Reproduce each line from the records that holds "Stephanie".
↓
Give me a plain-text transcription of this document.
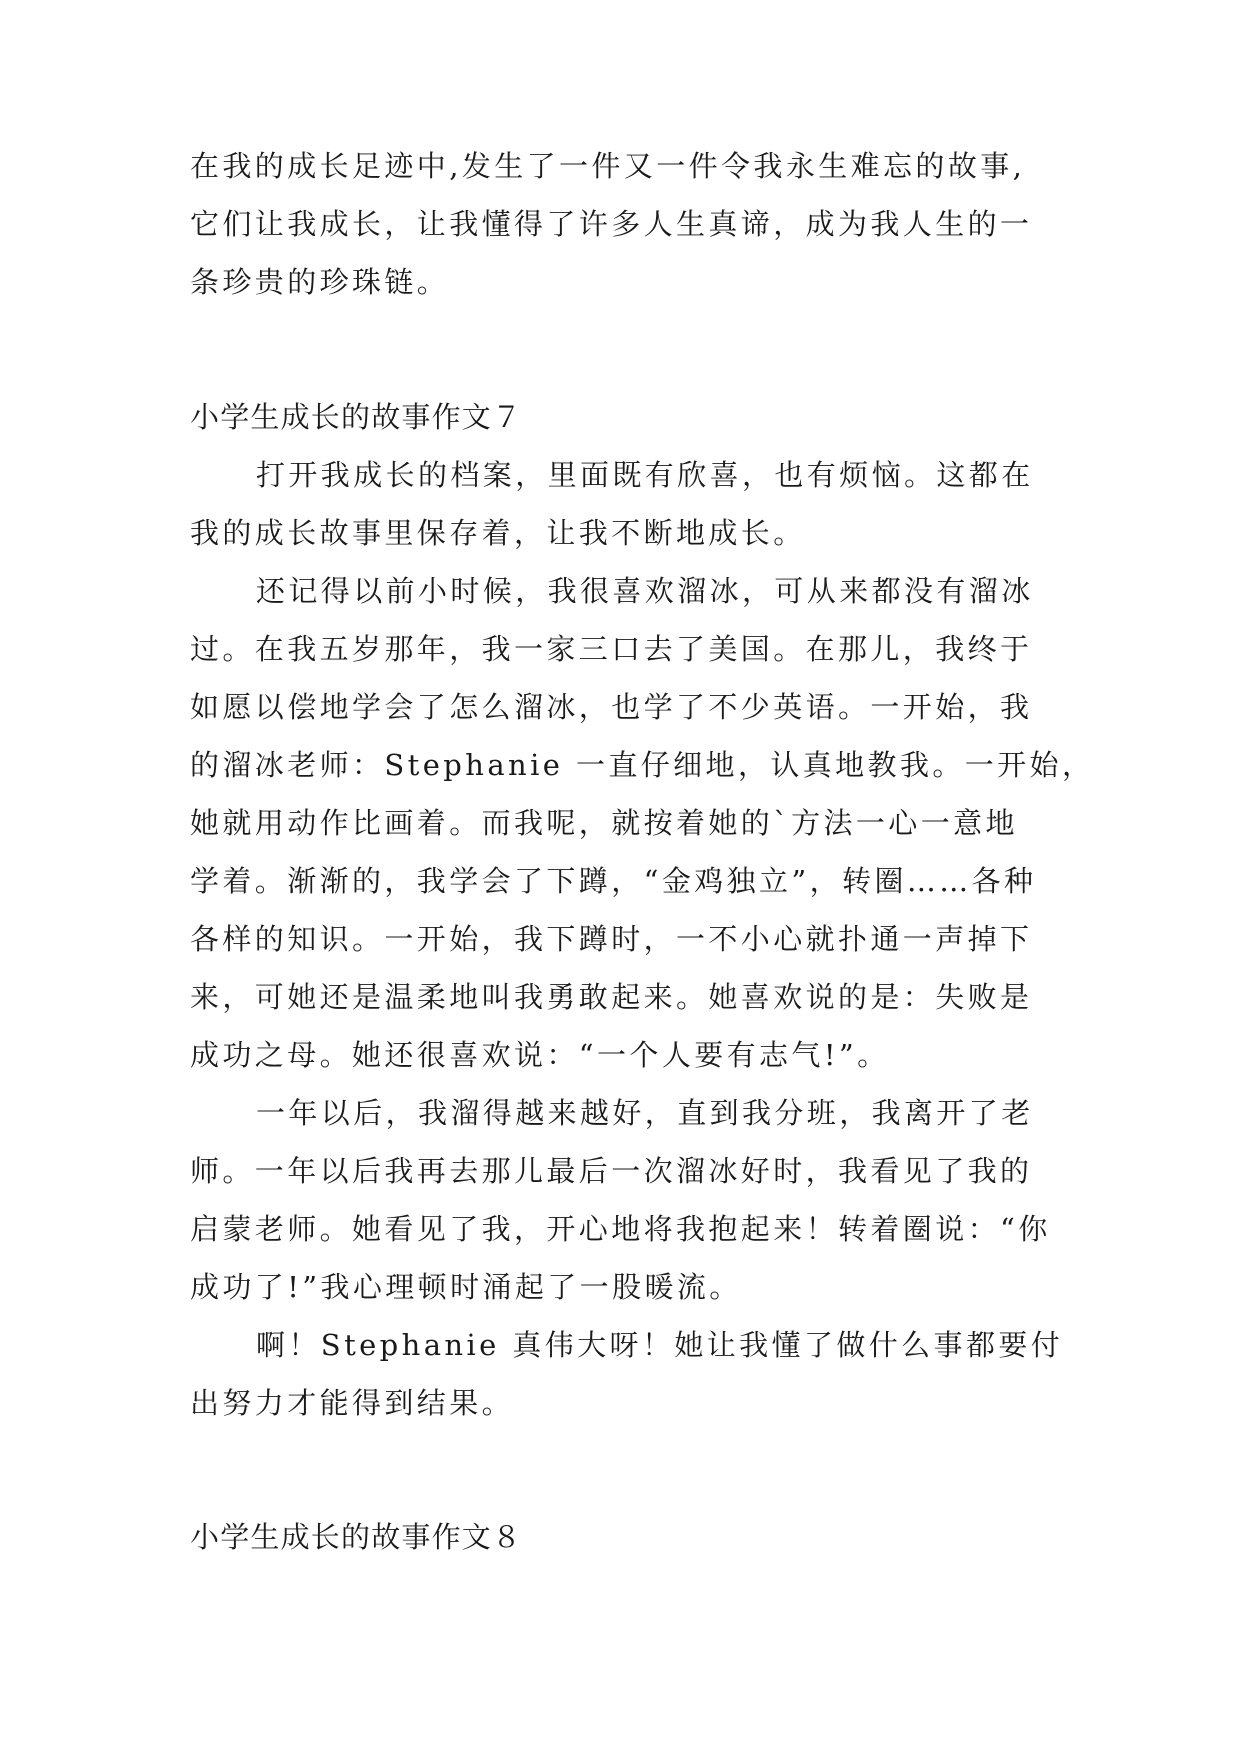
在我的成长足迹中,发生了一件又一件令我永生难忘的故事,
它们让我成长，让我懂得了许多人生真谛，成为我人生的一
条珍贵的珍珠链。
小学生成长的故事作文７
打开我成长的档案，里面既有欣喜，也有烦恼。这都在
我的成长故事里保存着，让我不断地成长。
还记得以前小时候，我很喜欢溜冰，可从来都没有溜冰
过。在我五岁那年，我一家三口去了美国。在那儿，我终于
如愿以偿地学会了怎么溜冰，也学了不少英语。一开始，我
的溜冰老师：Stephanie 一直仔细地，认真地教我。一开始，
她就用动作比画着。而我呢，就按着她的`方法一心一意地
学着。渐渐的，我学会了下蹲，“金鸡独立”，转圈……各种
各样的知识。一开始，我下蹲时，一不小心就扑通一声掉下
来，可她还是温柔地叫我勇敢起来。她喜欢说的是：失败是
成功之母。她还很喜欢说：“一个人要有志气!”。
一年以后，我溜得越来越好，直到我分班，我离开了老
师。一年以后我再去那儿最后一次溜冰好时，我看见了我的
启蒙老师。她看见了我，开心地将我抱起来！转着圈说：“你
成功了!”我心理顿时涌起了一股暖流。
啊！Stephanie 真伟大呀！她让我懂了做什么事都要付
出努力才能得到结果。
小学生成长的故事作文８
↑
### Reply
的溜冰老师：Stephanie 一直仔细地，认真地教我。一开始，
啊！Stephanie 真伟大呀！她让我懂了做什么事都要付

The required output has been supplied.